SOURCE.
** BEGIN **
5 · Shape Traversal

Physical meaning of the three key VAE dimensions

Paper section: Results §3.3–3.4 · Notebooks: 2.4, 2.4b, 10, 11, 13

Overview

To interpret what each VAE dimension physically encodes, we decode silhouettes at 11 evenly-spaced points along each dimension axis, holding all others at their period-genre mean. We then measure five geometric descriptors at each step:

Descriptor Formula Captures
h/w ratio height ÷ width overall orientation
Bounding-box fill pixel area ÷ bounding-box area how compactly the tablet fills its extent
Aspect ratio of fill fill-adjusted h/w shape after compactness correction
Contour complexity perimeter² ÷ (4π × area) outline irregularity (1 = circle)
Solidity convex-hull area ÷ pixel area body unity vs. articulated projection

For each traversal we identify the primary descriptor — the one that changes most monotonically. The primary descriptor is the physical meaning of that dimension.
** END **
WORK INSTRUCTIONS.
#1 In the shape traversal overview, why are silhouettes decoded at evenly spaced points along each dimension axis? Answer in one to three sentences.
#2 Name every geometric descriptor that the shape traversal overview measures at each step.
The entries that follow play no part in the work here.

ENTRIES.
** BEGIN **
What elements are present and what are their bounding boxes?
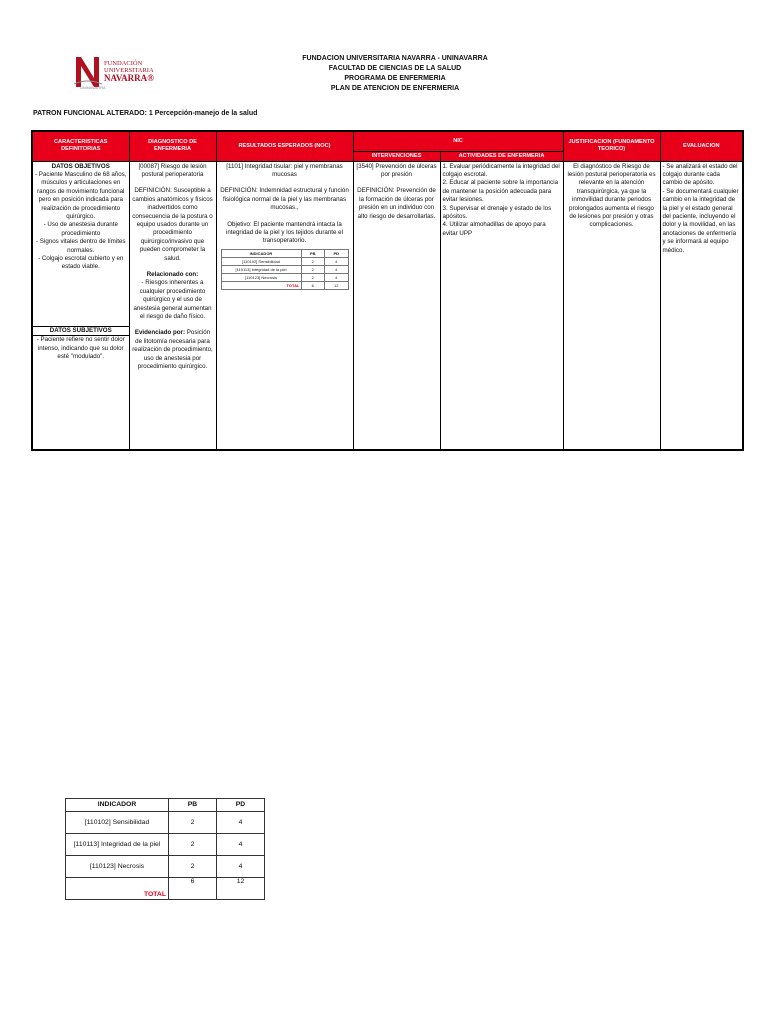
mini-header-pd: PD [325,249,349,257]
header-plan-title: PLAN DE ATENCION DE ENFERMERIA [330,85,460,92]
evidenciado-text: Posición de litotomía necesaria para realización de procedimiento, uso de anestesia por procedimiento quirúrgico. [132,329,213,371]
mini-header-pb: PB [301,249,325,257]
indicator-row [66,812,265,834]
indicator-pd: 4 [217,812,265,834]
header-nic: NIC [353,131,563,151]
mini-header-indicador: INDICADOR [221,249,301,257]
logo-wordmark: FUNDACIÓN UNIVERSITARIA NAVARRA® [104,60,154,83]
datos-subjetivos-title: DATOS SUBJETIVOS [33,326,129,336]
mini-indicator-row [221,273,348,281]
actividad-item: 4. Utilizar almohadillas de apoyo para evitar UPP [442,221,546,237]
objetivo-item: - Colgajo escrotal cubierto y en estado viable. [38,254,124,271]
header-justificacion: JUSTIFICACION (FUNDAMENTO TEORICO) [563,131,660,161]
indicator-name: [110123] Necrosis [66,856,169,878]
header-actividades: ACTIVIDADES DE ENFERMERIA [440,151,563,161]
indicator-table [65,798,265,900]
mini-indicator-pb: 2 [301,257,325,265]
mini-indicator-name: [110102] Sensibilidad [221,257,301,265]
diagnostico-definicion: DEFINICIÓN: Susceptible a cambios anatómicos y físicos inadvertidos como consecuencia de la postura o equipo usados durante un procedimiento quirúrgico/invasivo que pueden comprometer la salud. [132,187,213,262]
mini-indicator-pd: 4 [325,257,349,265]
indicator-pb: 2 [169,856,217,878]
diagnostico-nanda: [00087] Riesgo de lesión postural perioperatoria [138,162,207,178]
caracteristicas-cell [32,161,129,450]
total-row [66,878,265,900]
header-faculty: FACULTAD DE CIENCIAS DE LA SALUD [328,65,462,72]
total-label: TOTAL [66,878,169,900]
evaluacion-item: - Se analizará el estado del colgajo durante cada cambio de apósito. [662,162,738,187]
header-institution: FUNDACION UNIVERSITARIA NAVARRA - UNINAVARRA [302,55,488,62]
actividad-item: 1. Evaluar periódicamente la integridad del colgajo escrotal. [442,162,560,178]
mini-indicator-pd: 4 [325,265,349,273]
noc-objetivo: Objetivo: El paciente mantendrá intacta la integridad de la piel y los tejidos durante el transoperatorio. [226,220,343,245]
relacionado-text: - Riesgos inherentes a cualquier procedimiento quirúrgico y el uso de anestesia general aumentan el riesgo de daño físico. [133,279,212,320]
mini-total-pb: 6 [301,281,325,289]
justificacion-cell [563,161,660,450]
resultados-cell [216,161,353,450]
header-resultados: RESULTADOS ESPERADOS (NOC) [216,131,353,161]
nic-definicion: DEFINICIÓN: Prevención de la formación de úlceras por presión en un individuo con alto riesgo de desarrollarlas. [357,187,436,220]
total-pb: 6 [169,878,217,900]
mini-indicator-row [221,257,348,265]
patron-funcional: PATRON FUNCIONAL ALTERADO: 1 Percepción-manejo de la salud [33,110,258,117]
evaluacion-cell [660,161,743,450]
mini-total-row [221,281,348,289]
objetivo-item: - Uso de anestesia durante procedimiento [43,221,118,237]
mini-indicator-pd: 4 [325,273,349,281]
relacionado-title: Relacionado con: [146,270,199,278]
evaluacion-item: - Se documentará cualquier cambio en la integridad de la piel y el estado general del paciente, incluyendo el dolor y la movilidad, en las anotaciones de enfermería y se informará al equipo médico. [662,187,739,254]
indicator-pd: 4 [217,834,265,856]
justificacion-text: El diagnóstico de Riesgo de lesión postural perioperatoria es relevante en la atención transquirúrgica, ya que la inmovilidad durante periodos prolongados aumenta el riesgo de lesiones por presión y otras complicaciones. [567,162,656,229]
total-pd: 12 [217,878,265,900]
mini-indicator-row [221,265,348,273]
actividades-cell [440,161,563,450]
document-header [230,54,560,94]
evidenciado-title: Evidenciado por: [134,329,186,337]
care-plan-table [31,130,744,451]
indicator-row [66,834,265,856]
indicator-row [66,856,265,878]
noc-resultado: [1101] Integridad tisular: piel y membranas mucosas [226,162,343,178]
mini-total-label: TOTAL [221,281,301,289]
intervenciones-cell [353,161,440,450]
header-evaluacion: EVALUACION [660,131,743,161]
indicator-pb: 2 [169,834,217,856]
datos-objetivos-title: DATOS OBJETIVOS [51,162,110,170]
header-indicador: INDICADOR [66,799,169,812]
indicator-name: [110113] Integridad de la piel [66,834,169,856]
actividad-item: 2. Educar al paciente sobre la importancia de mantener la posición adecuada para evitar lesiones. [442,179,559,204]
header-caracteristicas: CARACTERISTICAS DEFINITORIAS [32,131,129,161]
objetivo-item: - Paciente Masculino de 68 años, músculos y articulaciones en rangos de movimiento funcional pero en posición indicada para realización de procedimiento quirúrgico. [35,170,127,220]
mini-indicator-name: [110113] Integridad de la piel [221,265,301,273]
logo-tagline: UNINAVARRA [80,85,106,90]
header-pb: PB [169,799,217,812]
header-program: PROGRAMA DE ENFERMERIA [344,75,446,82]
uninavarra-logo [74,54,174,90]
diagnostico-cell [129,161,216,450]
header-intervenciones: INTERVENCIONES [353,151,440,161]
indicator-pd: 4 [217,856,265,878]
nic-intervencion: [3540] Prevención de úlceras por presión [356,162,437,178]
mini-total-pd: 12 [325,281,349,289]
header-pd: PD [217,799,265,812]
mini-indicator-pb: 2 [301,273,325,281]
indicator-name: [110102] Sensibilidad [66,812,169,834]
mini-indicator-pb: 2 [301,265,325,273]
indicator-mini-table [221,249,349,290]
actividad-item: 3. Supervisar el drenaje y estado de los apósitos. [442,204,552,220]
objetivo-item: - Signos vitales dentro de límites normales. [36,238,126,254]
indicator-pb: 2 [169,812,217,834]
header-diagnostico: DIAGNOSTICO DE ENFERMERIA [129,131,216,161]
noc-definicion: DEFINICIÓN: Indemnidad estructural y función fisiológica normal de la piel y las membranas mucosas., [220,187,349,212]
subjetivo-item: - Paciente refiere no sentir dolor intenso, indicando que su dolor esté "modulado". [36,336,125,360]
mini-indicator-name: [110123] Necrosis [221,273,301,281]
** END **
** BEGIN **
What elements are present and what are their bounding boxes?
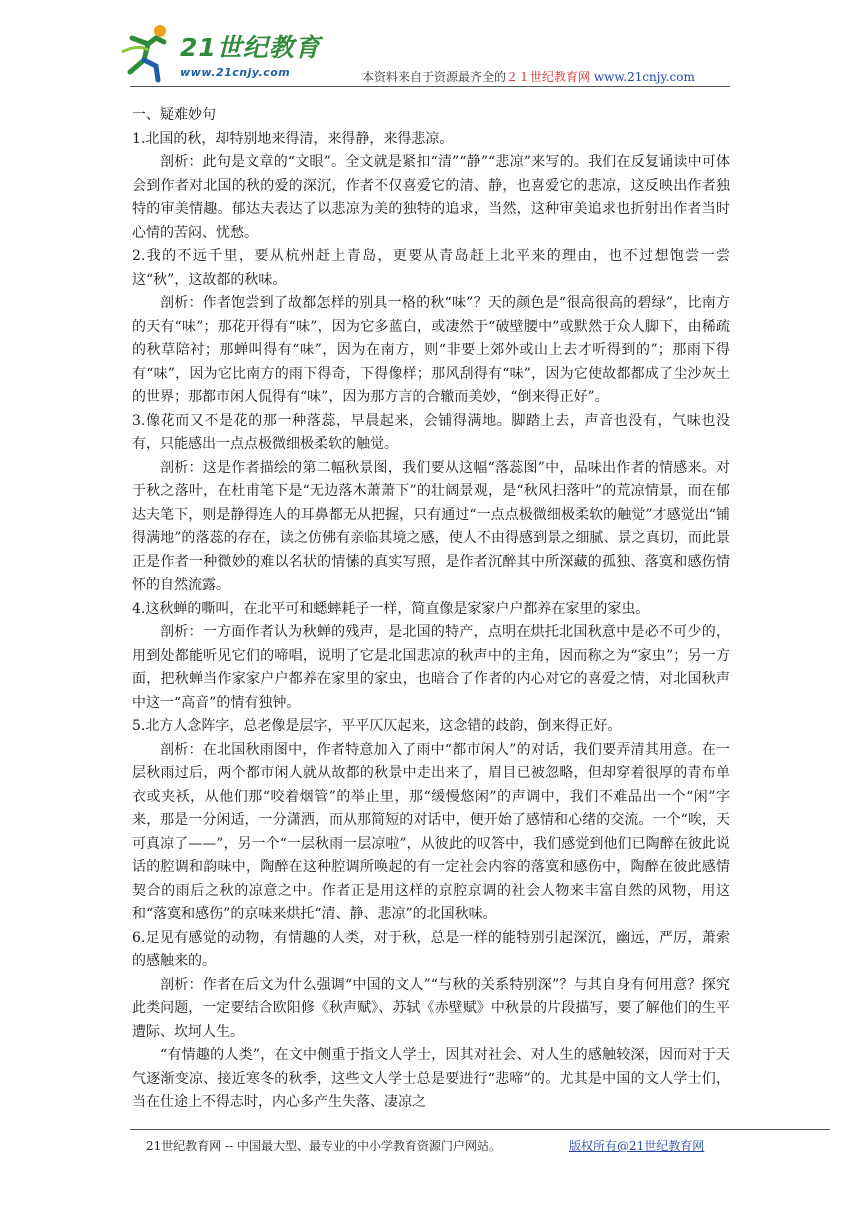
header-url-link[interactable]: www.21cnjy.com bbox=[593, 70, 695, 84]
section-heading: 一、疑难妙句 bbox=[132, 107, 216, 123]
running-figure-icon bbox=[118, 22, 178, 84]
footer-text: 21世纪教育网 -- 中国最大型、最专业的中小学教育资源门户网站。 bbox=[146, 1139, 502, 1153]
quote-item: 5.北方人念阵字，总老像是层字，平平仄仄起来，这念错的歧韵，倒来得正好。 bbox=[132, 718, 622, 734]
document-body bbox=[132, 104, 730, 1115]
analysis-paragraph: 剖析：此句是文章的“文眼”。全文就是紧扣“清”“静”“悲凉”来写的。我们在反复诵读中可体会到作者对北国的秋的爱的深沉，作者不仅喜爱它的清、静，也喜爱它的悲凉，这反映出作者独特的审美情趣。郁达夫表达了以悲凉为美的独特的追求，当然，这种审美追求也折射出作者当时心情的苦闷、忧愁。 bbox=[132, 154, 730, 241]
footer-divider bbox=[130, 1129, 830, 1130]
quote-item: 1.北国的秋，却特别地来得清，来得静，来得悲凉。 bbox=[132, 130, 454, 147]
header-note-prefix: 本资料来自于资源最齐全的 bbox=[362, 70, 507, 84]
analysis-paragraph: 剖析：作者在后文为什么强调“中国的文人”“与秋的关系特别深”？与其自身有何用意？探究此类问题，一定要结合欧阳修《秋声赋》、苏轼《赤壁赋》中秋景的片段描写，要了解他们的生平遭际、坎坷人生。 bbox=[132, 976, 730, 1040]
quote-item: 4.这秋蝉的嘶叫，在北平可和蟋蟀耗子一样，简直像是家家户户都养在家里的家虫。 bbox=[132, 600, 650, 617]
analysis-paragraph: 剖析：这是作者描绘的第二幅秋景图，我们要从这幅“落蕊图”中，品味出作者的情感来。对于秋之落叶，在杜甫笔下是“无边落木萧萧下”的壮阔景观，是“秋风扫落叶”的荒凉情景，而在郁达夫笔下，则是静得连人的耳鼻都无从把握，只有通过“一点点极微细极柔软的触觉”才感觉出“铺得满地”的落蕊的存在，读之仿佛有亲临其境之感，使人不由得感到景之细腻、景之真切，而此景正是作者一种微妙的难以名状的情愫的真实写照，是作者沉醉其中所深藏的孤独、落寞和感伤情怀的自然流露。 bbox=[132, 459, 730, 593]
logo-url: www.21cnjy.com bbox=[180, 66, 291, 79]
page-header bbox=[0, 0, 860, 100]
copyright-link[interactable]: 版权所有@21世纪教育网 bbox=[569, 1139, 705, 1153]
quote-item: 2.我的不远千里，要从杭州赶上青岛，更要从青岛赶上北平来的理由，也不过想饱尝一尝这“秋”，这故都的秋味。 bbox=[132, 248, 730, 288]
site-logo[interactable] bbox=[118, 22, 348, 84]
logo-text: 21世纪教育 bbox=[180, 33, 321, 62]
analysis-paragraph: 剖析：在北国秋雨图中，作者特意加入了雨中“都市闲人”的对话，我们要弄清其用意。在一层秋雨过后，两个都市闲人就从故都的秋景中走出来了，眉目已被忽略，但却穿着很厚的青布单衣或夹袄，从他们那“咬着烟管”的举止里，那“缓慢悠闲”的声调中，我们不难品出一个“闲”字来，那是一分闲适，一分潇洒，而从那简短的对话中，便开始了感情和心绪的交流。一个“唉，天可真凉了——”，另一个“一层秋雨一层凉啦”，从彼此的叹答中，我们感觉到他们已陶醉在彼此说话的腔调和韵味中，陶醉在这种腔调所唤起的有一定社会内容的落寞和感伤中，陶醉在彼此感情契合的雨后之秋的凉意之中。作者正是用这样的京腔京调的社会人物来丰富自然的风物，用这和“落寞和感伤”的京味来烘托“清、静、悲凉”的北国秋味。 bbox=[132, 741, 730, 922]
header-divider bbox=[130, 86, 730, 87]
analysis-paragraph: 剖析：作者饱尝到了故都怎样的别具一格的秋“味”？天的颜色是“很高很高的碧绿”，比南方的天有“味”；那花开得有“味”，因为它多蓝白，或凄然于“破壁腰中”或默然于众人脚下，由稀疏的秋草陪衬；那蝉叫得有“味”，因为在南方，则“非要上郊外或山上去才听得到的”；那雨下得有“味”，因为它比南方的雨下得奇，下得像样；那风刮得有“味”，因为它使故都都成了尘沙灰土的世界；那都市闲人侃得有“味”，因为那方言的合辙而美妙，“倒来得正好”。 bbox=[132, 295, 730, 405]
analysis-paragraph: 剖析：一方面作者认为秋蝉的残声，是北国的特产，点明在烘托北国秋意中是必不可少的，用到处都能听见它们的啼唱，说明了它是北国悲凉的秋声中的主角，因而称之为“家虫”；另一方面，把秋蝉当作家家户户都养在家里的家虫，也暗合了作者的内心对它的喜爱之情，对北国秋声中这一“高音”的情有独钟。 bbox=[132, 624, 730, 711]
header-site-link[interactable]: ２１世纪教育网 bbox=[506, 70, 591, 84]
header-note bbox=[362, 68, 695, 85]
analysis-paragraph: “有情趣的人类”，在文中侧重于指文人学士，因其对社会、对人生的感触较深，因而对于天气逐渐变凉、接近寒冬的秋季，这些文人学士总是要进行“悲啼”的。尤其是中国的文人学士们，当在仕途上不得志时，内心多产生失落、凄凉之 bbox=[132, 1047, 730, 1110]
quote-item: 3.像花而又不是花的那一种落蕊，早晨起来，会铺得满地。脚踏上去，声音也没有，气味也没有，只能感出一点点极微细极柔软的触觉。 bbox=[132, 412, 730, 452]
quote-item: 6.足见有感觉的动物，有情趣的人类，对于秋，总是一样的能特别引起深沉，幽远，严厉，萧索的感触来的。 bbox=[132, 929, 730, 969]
** END **
ANSWERS BELOW.
#1 Silhouettes are decoded at 11 evenly spaced points along each axis to interpret what each VAE dimension physically encodes. All other dimensions are held at their period-genre mean, and five geometric descriptors are measured at each step.

#2 h/w ratio, bounding-box fill, aspect ratio of fill, contour complexity, solidity